From the entries below, pull out each line where "διεπαφής" appears.

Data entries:
————————

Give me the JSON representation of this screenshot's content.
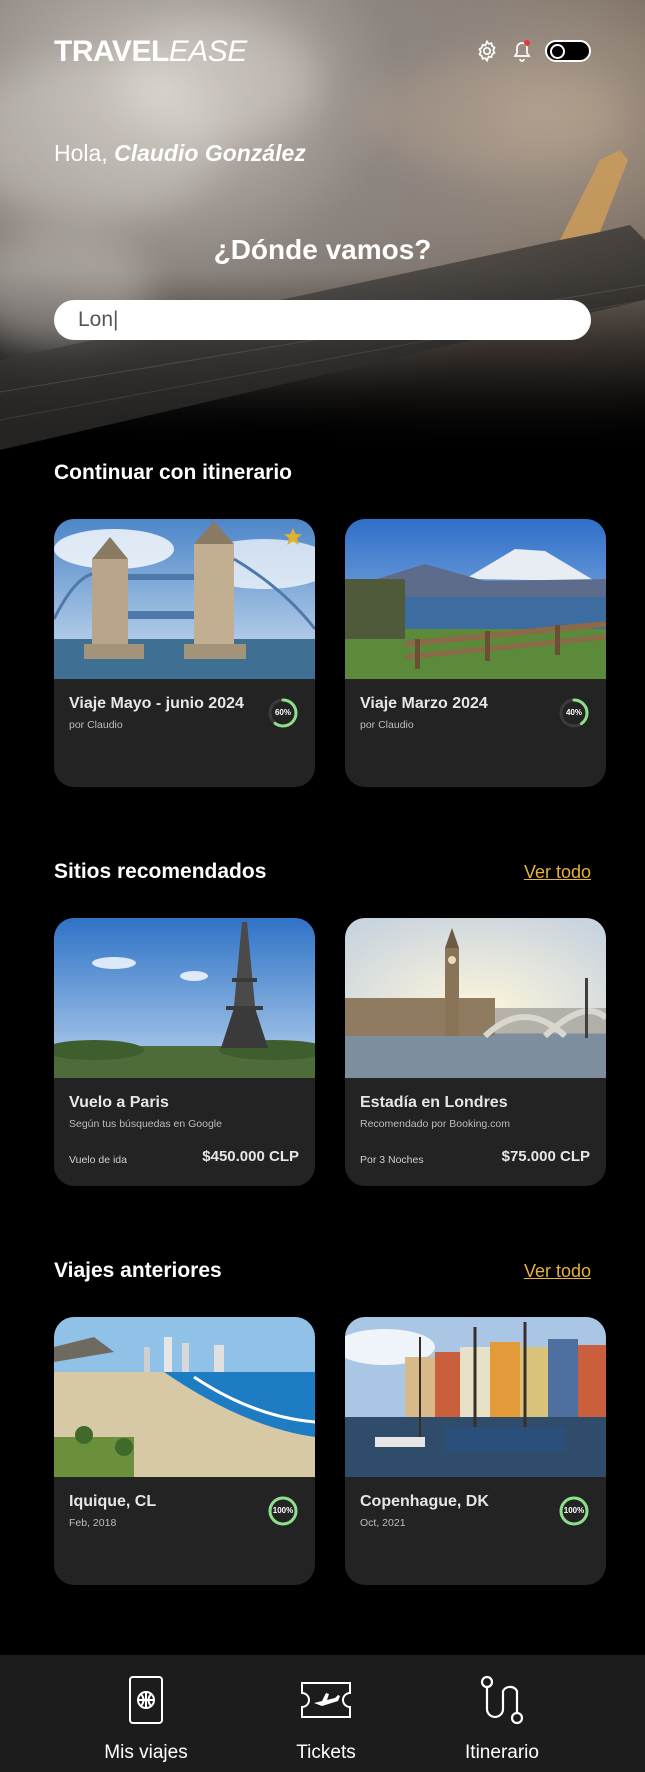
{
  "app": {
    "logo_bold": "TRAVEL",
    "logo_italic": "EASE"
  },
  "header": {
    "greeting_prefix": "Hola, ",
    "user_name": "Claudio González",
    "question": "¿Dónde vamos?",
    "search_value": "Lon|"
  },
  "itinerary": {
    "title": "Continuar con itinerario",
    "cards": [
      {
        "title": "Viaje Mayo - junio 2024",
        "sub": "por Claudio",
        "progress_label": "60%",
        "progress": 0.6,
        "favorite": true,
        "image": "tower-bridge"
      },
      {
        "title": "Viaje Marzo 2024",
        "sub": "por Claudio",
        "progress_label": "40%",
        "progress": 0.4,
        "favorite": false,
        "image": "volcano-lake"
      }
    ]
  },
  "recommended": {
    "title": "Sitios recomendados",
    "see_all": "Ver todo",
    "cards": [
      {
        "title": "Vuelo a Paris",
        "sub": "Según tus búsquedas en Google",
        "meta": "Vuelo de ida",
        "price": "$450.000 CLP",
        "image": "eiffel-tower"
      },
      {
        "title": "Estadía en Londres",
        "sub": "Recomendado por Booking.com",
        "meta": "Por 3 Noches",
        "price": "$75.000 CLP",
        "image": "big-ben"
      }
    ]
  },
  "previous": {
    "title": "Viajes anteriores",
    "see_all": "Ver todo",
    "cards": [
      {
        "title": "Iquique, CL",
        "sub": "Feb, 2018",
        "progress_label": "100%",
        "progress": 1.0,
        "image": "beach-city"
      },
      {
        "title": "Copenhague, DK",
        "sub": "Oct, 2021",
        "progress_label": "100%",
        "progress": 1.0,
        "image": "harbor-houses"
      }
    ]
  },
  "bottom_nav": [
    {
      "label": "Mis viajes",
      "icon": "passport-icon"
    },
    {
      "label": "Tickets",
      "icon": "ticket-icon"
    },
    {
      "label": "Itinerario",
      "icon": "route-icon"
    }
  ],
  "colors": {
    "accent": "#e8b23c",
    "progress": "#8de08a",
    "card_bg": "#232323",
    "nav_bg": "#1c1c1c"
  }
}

————————

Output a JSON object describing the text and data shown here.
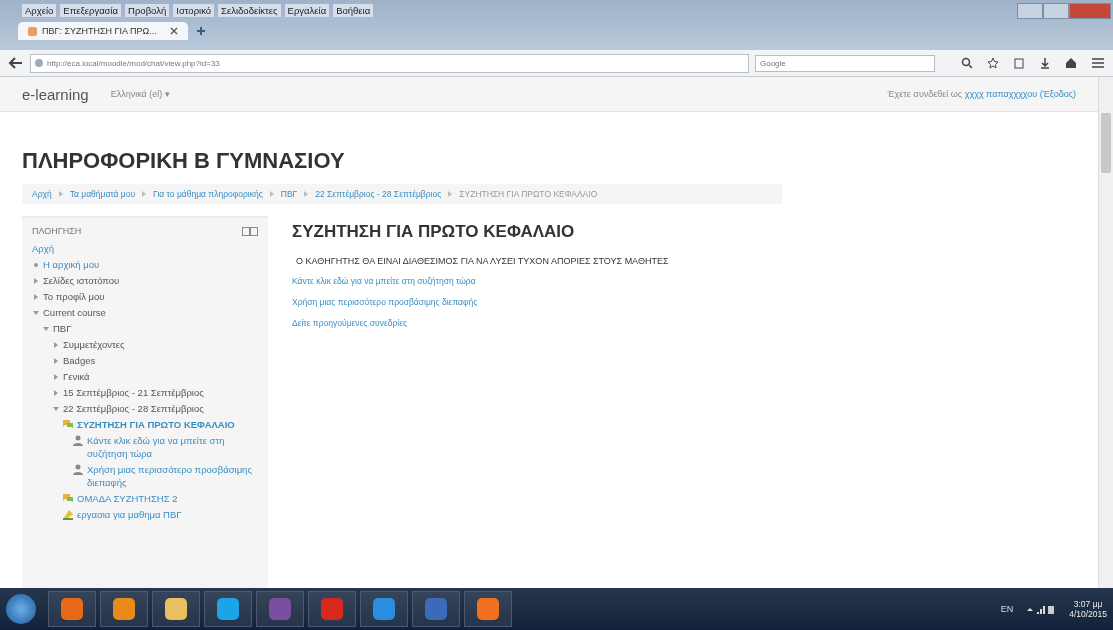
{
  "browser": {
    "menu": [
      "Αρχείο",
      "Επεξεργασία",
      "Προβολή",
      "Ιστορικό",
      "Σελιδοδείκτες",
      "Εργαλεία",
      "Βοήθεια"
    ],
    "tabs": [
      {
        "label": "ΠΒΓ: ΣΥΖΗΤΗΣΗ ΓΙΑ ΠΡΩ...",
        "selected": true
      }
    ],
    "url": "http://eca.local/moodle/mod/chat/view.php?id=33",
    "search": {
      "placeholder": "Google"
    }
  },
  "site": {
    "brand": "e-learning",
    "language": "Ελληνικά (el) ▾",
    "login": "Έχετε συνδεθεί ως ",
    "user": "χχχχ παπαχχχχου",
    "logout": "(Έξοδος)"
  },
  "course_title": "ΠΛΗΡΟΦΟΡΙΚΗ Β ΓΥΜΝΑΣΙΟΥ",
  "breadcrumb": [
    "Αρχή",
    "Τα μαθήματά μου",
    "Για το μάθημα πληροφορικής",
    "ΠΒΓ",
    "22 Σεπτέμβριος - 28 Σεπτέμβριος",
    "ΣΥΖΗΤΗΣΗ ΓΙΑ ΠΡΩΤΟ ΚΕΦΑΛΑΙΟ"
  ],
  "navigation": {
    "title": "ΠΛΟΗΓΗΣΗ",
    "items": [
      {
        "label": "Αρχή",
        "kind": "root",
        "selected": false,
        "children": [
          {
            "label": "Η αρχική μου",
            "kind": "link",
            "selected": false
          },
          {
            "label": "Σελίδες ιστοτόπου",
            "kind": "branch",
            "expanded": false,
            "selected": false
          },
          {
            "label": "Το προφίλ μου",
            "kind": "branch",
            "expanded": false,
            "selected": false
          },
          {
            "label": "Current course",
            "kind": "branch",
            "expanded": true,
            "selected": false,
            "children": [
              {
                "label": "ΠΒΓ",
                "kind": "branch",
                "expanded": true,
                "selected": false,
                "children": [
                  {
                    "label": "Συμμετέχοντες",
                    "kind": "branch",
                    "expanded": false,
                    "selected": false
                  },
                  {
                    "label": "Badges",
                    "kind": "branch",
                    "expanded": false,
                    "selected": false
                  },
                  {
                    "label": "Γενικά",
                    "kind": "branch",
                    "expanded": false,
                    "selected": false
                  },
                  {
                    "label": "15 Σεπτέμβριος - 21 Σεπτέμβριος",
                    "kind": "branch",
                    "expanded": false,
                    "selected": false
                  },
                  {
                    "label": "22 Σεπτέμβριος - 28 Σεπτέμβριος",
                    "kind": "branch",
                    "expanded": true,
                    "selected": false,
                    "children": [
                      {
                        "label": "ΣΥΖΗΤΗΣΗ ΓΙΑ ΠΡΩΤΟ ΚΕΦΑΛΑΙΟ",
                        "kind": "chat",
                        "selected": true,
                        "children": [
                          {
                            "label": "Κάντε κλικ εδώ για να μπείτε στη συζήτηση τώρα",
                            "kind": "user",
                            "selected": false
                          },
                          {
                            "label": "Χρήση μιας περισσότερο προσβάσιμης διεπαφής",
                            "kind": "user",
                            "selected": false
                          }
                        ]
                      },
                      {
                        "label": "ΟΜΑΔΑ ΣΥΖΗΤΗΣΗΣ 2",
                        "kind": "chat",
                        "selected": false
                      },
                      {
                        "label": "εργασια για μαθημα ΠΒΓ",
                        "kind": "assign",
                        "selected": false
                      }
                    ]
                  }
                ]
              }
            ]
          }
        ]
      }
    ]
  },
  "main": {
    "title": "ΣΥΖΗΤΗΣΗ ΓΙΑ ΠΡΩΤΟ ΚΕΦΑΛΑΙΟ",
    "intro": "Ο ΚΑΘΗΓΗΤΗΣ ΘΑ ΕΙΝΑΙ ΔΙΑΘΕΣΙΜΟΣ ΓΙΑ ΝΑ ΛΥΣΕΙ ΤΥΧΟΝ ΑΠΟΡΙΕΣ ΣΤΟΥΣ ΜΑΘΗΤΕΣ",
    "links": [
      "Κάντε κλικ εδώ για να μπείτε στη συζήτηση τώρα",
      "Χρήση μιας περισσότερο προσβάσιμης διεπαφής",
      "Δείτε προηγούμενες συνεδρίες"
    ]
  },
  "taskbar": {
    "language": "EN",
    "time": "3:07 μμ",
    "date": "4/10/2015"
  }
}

————————

(Answer to the problem)
                            "label": "Χρήση μιας περισσότερο προσβάσιμης διεπαφής",
      "Χρήση μιας περισσότερο προσβάσιμης διεπαφής",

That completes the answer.